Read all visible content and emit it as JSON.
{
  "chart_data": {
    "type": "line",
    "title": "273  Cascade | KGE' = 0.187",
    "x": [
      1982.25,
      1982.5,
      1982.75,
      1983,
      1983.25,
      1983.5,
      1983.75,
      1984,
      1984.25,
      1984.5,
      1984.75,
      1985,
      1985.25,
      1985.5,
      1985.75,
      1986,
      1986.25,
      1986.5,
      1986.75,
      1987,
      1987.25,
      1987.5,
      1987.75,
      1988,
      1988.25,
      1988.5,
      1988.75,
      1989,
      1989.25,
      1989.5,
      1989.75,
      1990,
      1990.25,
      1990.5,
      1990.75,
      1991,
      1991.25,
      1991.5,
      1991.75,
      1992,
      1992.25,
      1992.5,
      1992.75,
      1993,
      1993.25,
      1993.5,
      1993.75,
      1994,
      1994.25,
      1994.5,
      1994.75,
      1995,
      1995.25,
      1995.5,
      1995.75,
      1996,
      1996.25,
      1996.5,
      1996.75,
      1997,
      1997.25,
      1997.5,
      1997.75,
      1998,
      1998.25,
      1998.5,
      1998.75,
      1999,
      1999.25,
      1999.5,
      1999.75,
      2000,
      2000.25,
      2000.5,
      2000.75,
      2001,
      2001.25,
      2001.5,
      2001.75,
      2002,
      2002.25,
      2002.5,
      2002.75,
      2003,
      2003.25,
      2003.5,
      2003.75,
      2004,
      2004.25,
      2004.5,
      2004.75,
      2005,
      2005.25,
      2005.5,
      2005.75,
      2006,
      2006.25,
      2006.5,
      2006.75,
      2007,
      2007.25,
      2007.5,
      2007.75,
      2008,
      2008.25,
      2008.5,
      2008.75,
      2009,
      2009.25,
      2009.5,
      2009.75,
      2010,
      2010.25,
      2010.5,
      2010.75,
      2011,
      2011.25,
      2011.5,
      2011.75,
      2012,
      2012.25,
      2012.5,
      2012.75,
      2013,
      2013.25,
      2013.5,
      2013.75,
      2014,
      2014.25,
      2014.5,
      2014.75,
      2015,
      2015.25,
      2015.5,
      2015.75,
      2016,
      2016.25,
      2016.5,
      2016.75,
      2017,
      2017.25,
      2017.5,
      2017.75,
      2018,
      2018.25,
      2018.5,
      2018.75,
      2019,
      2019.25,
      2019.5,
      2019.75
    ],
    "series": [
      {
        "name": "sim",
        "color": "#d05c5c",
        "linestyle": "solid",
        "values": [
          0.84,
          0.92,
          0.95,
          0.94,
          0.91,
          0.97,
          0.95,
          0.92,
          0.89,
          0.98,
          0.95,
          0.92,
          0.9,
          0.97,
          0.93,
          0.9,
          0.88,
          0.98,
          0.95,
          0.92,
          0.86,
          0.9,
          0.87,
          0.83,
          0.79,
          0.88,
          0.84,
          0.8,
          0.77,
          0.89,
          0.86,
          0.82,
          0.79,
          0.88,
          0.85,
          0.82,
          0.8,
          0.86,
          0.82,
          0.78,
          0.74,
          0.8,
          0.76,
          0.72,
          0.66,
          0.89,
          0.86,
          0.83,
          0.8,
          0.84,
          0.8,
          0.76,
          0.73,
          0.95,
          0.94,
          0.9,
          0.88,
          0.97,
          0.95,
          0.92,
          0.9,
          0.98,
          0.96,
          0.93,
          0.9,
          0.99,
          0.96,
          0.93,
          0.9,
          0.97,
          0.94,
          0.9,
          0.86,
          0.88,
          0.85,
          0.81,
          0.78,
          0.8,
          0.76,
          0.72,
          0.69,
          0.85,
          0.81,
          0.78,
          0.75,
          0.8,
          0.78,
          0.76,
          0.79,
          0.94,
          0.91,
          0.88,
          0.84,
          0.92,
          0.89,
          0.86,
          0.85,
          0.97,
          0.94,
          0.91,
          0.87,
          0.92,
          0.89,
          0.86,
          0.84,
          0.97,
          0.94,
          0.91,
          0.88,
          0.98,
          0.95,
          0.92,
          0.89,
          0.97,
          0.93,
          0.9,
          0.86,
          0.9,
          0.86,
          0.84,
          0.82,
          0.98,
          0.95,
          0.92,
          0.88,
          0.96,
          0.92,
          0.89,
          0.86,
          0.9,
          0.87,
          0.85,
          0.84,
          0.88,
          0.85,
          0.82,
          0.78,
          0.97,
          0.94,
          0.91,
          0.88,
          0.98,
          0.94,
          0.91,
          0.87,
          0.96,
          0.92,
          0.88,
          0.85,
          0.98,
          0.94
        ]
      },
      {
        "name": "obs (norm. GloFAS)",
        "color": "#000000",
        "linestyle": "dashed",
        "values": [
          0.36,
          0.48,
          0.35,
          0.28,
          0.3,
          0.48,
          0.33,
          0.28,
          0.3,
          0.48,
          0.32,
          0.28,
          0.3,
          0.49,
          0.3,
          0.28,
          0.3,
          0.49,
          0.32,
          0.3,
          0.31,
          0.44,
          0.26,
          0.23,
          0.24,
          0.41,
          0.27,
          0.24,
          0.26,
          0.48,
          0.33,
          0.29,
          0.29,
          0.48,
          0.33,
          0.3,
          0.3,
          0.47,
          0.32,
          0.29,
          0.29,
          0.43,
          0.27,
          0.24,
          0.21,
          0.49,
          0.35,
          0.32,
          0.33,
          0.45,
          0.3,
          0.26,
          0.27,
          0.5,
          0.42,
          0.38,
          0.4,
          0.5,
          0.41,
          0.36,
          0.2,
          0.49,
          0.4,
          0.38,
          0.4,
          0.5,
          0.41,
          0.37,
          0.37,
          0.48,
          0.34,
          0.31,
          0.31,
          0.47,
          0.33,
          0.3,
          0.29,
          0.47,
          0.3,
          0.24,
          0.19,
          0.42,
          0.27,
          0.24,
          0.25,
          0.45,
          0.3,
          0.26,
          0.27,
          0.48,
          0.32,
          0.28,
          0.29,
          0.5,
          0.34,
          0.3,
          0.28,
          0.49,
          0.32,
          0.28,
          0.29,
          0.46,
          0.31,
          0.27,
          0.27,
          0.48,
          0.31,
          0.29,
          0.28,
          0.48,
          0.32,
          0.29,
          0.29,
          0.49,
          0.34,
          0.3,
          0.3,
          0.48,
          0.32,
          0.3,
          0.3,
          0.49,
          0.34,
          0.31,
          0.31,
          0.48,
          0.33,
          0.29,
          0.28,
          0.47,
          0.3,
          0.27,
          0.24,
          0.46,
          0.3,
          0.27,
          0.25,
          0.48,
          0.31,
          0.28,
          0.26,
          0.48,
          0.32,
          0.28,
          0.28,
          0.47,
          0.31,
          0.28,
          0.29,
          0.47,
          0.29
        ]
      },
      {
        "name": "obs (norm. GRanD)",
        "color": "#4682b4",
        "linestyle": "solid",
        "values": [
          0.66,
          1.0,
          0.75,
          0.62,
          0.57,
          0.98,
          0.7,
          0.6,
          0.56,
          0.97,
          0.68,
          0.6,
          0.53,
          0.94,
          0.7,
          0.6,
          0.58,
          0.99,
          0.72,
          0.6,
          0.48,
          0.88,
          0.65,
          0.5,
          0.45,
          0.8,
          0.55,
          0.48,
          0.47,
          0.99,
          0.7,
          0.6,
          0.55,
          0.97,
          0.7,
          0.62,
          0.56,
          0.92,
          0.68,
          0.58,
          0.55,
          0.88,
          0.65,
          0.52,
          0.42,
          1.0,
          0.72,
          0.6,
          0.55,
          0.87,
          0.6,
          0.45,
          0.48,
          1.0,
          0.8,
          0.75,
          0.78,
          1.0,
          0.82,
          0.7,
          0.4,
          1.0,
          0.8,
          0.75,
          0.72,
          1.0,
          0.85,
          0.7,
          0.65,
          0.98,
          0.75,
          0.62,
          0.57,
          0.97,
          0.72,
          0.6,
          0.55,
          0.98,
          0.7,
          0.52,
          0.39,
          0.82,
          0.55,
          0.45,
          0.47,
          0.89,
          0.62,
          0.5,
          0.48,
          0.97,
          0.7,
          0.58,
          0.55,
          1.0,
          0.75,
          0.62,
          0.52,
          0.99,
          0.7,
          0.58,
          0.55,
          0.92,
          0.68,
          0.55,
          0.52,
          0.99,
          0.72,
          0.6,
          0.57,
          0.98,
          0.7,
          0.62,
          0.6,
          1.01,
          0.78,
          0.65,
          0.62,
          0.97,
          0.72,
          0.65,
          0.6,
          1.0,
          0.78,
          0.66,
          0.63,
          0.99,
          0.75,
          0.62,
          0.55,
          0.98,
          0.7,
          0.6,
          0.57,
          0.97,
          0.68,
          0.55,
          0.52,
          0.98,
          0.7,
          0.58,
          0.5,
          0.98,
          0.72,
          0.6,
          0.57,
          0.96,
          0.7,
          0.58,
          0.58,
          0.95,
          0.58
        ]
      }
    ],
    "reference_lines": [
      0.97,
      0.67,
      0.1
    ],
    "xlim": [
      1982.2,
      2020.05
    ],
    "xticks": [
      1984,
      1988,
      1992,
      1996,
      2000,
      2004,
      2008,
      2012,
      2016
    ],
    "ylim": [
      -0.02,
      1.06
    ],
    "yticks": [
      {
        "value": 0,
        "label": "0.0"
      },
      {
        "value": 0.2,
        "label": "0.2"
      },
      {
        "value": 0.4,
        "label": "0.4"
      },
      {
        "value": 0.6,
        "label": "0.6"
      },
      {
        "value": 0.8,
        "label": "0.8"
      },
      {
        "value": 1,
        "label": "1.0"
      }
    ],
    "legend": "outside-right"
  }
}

* * * * *

▸ WORK TO COMPLETE
How many lines of these entries contain "color"? Answer with the number and nothing else.

▸ ANSWER TO THIS EXERCISE
3